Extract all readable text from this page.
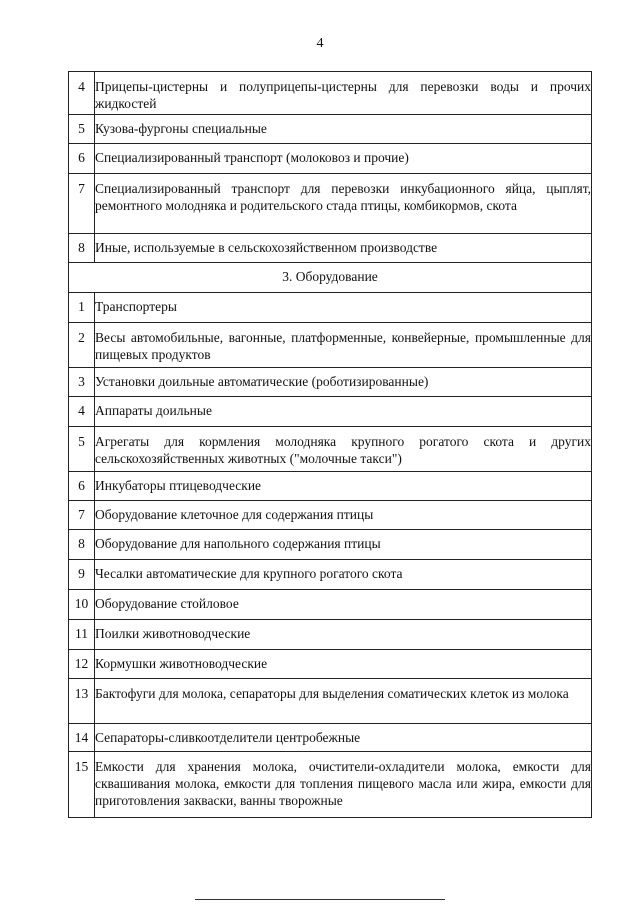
4
4	Прицепы-цистерны и полуприцепы-цистерны для перевозки воды и прочих жидкостей

5	Кузова-фургоны специальные

6	Специализированный транспорт (молоковоз и прочие)

7	Специализированный транспорт для перевозки инкубационного яйца, цыплят, ремонтного молодняка и родительского стада птицы, комбикормов, скота

8	Иные, используемые в сельскохозяйственном производстве

3. Оборудование	

1	Транспортеры

2	Весы автомобильные, вагонные, платформенные, конвейерные, промышленные для пищевых продуктов

3	Установки доильные автоматические (роботизированные)

4	Аппараты доильные

5	Агрегаты для кормления молодняка крупного рогатого скота и других сельскохозяйственных животных ("молочные такси")

6	Инкубаторы птицеводческие

7	Оборудование клеточное для содержания птицы

8	Оборудование для напольного содержания птицы

9	Чесалки автоматические для крупного рогатого скота

10	Оборудование стойловое

11	Поилки животноводческие

12	Кормушки животноводческие

13	Бактофуги для молока, сепараторы для выделения соматических клеток из молока

14	Сепараторы-сливкоотделители центробежные

15	Емкости для хранения молока, очистители-охладители молока, емкости для сквашивания молока, емкости для топления пищевого масла или жира, емкости для приготовления закваски, ванны творожные
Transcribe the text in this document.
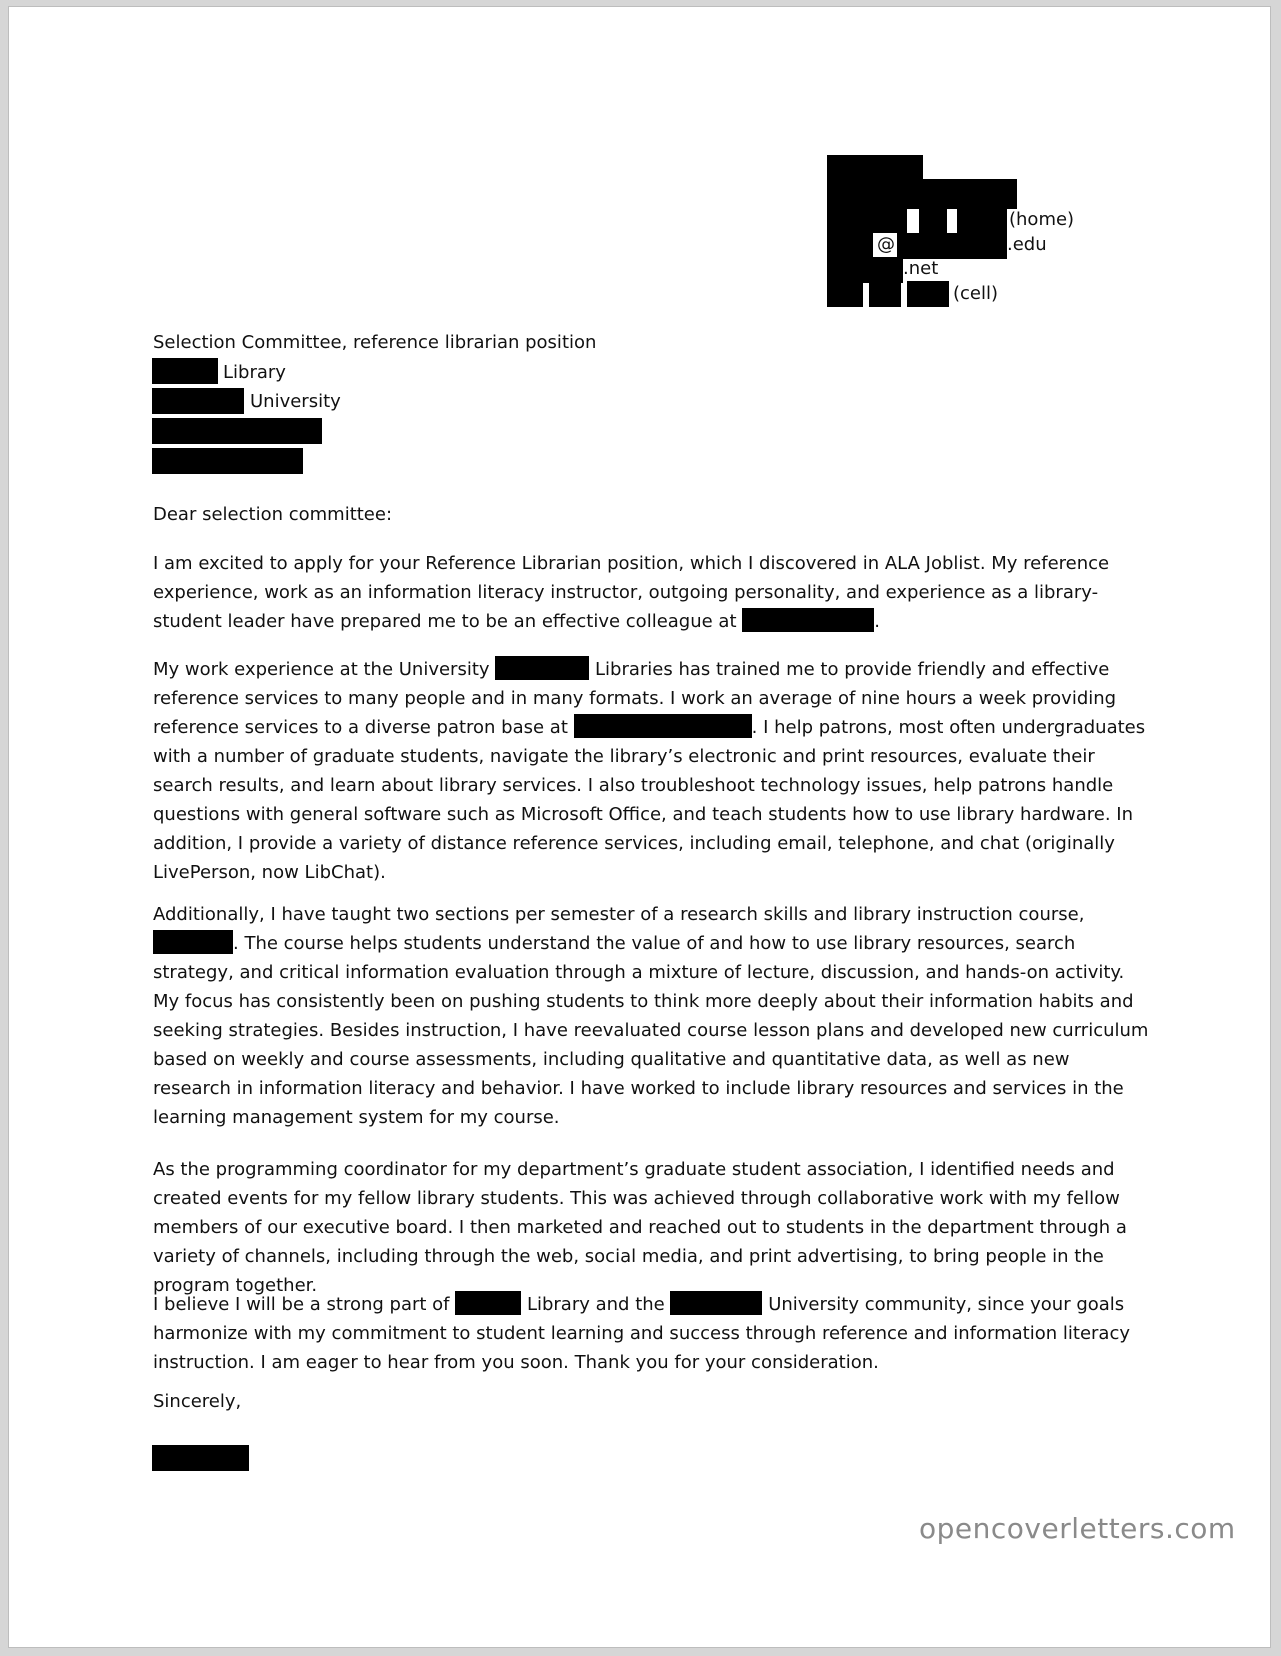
(home)
@	.edu
.net
(cell)
Selection Committee, reference librarian position
Library
University
Dear selection committee:
I am excited to apply for your Reference Librarian position, which I discovered in ALA Joblist. My reference experience, work as an information literacy instructor, outgoing personality, and experience as a library-student leader have prepared me to be an effective colleague at	.
My work experience at the University	Libraries has trained me to provide friendly and effective reference services to many people and in many formats. I work an average of nine hours a week providing reference services to a diverse patron base at	. I help patrons, most often undergraduates with a number of graduate students, navigate the library’s electronic and print resources, evaluate their search results, and learn about library services. I also troubleshoot technology issues, help patrons handle questions with general software such as Microsoft Office, and teach students how to use library hardware. In addition, I provide a variety of distance reference services, including email, telephone, and chat (originally LivePerson, now LibChat).
Additionally, I have taught two sections per semester of a research skills and library instruction course, . The course helps students understand the value of and how to use library resources, search strategy, and critical information evaluation through a mixture of lecture, discussion, and hands-on activity. My focus has consistently been on pushing students to think more deeply about their information habits and seeking strategies. Besides instruction, I have reevaluated course lesson plans and developed new curriculum based on weekly and course assessments, including qualitative and quantitative data, as well as new research in information literacy and behavior. I have worked to include library resources and services in the learning management system for my course.
As the programming coordinator for my department’s graduate student association, I identified needs and created events for my fellow library students. This was achieved through collaborative work with my fellow members of our executive board. I then marketed and reached out to students in the department through a variety of channels, including through the web, social media, and print advertising, to bring people in the program together.
I believe I will be a strong part of	Library and the	University community, since your goals harmonize with my commitment to student learning and success through reference and information literacy instruction. I am eager to hear from you soon. Thank you for your consideration.
Sincerely,
opencoverletters.com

• SET PROBLEM: Show every line from the entries above in which "скота" appears.

• FULL RESPONSE:
7	Специализированный транспорт для перевозки инкубационного яйца, цыплят, ремонтного молодняка и родительского стада птицы, комбикормов, скота
5	Агрегаты для кормления молодняка крупного рогатого скота и других сельскохозяйственных животных ("молочные такси")
9	Чесалки автоматические для крупного рогатого скота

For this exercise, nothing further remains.